SOURCE EXTRACT —
The announcement that scientists at CERN had discovered three new “exotic” particles came just as the word began to spread that the Large Hadron Collider will be turned on for the first time in three years at CERN.
“The more analyses we perform, the more kinds of exotic hadrons we find,” said Large Hadron Collider beauty (LHCb) physics coordinator Niels Tuning in a CERN press release. “We’re witnessing a period of discovery similar to the 1950s, when a ‘particle zoo’ of hadrons started being discovered and ultimately led to the quark model of conventional hadrons in the 1960s. We’re creating ‘particle zoo 2.0’.”
Their research led to the discovery of a new category of “pentaquark,” as well as the first-ever pair of “tetraquarks,” with one of the tetraquarks in the pair representing an altogether new category.
The Higgs boson particle, commonly known as the ‘god particle,’ was discovered by scientists at the Large Hadron Collider (LHC) ten years ago. This particle is believed to have played an essential function in the early development of the universe.
Physicists will be able to get a better understanding of the process by which quarks combine to produce composite particles as a result of the recent discovery of subatomic particles.
“Finding new kinds of tetraquarks and pentaquarks and measuring their properties will help theorists develop a unified model of exotic hadrons, the exact nature of which is largely unknown,” said LHCb spokesperson Chris Parkes. “It will also help to better understand conventional hadrons.”

[Coordinate annotation records]
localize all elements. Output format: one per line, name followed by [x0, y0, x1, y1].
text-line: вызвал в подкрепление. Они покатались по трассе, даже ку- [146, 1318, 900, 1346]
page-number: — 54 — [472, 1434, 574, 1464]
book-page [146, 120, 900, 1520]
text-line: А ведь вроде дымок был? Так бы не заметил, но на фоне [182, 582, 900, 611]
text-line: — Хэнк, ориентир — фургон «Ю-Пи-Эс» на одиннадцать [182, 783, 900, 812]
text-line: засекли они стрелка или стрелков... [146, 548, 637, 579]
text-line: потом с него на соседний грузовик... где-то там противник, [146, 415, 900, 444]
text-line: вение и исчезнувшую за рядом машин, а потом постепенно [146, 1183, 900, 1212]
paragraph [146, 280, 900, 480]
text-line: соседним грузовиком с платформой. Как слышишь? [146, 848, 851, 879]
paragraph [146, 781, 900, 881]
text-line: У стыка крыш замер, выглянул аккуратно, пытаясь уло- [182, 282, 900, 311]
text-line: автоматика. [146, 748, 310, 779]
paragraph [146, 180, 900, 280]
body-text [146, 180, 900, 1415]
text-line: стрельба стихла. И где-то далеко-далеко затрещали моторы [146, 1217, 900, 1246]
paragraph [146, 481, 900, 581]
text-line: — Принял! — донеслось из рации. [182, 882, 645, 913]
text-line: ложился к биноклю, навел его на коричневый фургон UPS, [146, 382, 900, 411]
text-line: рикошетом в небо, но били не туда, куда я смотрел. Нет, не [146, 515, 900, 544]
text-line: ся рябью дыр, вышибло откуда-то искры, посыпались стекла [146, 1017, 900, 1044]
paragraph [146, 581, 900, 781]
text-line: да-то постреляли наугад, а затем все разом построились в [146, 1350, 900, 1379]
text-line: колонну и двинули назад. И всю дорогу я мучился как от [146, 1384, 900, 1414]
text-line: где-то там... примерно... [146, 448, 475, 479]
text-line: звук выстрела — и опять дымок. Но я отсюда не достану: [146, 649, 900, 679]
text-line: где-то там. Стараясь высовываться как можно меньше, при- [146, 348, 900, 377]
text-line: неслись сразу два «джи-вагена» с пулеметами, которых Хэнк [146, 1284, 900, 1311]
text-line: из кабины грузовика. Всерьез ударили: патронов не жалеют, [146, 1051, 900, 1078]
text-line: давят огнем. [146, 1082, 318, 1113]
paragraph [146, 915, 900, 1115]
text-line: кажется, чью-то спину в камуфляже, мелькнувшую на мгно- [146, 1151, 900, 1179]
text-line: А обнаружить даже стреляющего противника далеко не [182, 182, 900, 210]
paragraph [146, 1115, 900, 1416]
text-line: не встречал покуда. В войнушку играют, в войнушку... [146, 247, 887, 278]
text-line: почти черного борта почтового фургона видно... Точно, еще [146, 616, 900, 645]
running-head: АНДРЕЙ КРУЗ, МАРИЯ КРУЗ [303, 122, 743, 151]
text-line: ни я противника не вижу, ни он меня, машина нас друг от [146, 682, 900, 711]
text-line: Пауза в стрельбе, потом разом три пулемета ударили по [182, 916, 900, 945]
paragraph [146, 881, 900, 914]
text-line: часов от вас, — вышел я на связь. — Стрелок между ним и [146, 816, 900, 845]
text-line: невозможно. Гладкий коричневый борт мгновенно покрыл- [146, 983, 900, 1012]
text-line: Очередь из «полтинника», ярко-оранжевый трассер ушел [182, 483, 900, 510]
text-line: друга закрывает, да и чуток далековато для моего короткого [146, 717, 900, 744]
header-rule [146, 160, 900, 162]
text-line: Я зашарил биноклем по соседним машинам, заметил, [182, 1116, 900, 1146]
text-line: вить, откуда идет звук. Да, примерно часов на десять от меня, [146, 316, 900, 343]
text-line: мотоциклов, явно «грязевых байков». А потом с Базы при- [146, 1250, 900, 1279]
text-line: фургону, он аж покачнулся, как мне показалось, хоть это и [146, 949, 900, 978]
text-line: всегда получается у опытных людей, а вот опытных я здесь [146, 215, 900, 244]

TO-DO LIST —
1. Translate this sentence from the article on the new CERN particles into French: "Physicists will be able to get a better understanding of the process by which quarks combine to produce composite particles as a result of the recent discovery of subatomic particles."
2. Reproduce word for word the part of the article on the new CERN particles from "The Higgs boson" up to and including "of subatomic particles.".
These records were drawn from a separate source.

ANSWERS PROVIDED —
1. Grâce à la récente découverte de particules subatomiques, les physiciens pourront mieux comprendre le processus par lequel les quarks se combinent pour produire des particules composites.

2.
The Higgs boson particle, commonly known as the ‘god particle,’ was discovered by scientists at the Large Hadron Collider (LHC) ten years ago. This particle is believed to have played an essential function in the early development of the universe.
Physicists will be able to get a better understanding of the process by which quarks combine to produce composite particles as a result of the recent discovery of subatomic particles.